▶ Task instructions:
Show all lines from the data that include the word "CENTRAL".

▶ Recorded information:
⟨
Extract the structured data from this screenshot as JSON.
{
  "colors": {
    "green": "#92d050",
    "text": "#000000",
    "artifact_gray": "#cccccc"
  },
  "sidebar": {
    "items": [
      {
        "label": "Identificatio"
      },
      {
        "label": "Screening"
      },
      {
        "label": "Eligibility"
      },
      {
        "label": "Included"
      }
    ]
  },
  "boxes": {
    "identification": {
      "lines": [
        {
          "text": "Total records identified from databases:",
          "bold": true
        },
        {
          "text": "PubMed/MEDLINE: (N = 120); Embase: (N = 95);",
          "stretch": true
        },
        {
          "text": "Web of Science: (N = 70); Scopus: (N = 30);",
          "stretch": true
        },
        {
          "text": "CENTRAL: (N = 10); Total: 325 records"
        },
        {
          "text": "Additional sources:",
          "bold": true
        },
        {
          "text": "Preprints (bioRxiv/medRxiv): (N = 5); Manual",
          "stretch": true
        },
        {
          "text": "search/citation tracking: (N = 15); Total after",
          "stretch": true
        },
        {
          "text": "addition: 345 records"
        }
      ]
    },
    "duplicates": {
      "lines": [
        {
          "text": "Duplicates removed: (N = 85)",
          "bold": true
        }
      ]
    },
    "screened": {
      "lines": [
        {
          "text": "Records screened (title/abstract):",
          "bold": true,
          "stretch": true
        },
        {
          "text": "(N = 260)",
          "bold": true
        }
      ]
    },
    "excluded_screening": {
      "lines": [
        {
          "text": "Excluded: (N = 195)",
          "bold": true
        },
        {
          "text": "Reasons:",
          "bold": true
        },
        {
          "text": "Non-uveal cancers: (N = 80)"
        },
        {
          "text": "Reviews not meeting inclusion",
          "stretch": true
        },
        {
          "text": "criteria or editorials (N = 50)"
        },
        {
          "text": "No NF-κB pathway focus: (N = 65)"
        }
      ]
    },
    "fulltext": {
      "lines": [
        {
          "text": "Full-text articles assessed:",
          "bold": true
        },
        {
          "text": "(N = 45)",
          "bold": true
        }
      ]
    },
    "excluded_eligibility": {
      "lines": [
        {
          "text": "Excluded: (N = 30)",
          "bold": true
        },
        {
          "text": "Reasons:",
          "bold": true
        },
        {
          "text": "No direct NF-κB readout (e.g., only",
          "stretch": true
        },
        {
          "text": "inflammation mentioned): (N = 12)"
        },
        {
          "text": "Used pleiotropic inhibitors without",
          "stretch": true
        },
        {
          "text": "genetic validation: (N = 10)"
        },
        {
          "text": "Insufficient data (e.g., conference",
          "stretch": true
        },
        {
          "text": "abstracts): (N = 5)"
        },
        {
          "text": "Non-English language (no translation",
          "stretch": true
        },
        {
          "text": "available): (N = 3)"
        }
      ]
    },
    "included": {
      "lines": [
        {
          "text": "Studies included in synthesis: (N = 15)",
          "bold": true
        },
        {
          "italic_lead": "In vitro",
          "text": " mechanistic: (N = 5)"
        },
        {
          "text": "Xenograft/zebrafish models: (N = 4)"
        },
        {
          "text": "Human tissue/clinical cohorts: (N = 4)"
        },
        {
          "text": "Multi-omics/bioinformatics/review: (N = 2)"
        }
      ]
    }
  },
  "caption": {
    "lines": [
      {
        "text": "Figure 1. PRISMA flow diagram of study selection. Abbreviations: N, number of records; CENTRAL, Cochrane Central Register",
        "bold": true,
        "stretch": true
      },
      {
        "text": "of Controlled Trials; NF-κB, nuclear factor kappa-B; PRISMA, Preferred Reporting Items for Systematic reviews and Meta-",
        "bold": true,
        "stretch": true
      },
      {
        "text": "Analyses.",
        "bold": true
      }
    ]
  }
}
⟩
▶ Exercise answer:
          "text": "CENTRAL: (N = 10); Total: 325 records"
        "text": "Figure 1. PRISMA flow diagram of study selection. Abbreviations: N, number of records; CENTRAL, Cochrane Central Register",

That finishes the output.